Entries from a dataset
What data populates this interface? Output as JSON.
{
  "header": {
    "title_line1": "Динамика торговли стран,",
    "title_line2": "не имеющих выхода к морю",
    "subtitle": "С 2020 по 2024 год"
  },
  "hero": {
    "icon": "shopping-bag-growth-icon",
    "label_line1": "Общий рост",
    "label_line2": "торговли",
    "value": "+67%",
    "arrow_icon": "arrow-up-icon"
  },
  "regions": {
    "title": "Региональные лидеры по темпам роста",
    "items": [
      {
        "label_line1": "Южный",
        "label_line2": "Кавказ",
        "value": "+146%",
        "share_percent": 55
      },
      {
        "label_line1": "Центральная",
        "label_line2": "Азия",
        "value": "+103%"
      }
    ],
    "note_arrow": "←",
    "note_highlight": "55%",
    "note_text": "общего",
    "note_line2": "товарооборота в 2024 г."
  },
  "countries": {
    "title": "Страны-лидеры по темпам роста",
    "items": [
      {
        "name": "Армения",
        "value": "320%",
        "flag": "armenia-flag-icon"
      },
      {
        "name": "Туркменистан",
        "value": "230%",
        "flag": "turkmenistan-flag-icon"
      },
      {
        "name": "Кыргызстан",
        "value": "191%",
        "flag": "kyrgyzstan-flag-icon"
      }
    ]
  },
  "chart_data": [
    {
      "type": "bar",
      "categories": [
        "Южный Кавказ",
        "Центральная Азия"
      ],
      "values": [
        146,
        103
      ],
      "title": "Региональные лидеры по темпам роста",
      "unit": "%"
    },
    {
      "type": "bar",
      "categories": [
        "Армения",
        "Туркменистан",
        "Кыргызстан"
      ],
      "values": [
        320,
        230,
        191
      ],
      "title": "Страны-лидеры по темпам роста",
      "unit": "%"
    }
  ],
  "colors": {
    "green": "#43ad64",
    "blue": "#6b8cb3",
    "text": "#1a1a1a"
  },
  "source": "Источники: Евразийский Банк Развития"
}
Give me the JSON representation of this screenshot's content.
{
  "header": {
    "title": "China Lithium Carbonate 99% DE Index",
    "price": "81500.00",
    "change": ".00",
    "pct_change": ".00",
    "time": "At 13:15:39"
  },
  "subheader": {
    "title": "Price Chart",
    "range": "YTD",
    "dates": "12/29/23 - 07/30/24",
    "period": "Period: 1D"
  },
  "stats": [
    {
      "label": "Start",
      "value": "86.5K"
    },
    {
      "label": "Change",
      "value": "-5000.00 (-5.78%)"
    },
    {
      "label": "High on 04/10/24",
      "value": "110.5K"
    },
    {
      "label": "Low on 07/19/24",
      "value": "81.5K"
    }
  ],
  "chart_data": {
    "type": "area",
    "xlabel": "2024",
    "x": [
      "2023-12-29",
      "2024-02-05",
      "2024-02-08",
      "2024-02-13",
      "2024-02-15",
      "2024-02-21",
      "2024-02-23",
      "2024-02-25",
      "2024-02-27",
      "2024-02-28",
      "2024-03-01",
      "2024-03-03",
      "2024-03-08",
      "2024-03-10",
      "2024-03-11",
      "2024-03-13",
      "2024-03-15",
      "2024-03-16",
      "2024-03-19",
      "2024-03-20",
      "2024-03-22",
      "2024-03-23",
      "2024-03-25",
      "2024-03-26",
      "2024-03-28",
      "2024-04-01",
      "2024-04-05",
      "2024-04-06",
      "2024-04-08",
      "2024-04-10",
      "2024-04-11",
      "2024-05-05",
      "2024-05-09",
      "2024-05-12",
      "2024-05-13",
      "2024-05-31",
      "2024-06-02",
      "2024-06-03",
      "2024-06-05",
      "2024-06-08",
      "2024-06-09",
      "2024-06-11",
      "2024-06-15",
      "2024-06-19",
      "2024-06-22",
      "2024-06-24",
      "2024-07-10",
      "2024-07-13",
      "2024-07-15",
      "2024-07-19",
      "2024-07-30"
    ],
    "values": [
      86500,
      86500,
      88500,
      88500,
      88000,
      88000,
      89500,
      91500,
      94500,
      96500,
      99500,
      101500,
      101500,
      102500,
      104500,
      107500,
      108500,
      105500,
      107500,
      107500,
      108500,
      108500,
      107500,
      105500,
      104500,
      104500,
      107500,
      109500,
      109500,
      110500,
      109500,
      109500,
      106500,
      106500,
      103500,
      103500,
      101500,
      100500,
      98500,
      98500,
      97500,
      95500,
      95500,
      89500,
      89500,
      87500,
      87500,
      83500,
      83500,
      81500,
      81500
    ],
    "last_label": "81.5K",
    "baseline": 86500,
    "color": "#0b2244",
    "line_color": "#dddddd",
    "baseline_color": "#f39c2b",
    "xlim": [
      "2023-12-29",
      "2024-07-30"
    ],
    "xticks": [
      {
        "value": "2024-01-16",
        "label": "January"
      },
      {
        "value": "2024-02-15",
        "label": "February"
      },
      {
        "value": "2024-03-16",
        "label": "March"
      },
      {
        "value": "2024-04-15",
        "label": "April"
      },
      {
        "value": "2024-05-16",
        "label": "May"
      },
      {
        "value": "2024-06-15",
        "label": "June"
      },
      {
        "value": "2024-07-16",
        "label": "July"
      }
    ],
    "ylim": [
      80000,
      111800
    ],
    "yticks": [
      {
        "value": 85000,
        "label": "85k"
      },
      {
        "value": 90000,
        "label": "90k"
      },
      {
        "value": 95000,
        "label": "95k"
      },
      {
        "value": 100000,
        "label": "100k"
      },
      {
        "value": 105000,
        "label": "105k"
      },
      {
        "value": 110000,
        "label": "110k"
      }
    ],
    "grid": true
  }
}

● Exercise requirements
Pull out each line of the records holding the string "Страны".

● Finished exercise
    "title": "Страны-лидеры по темпам роста",
      "title": "Страны-лидеры по темпам роста",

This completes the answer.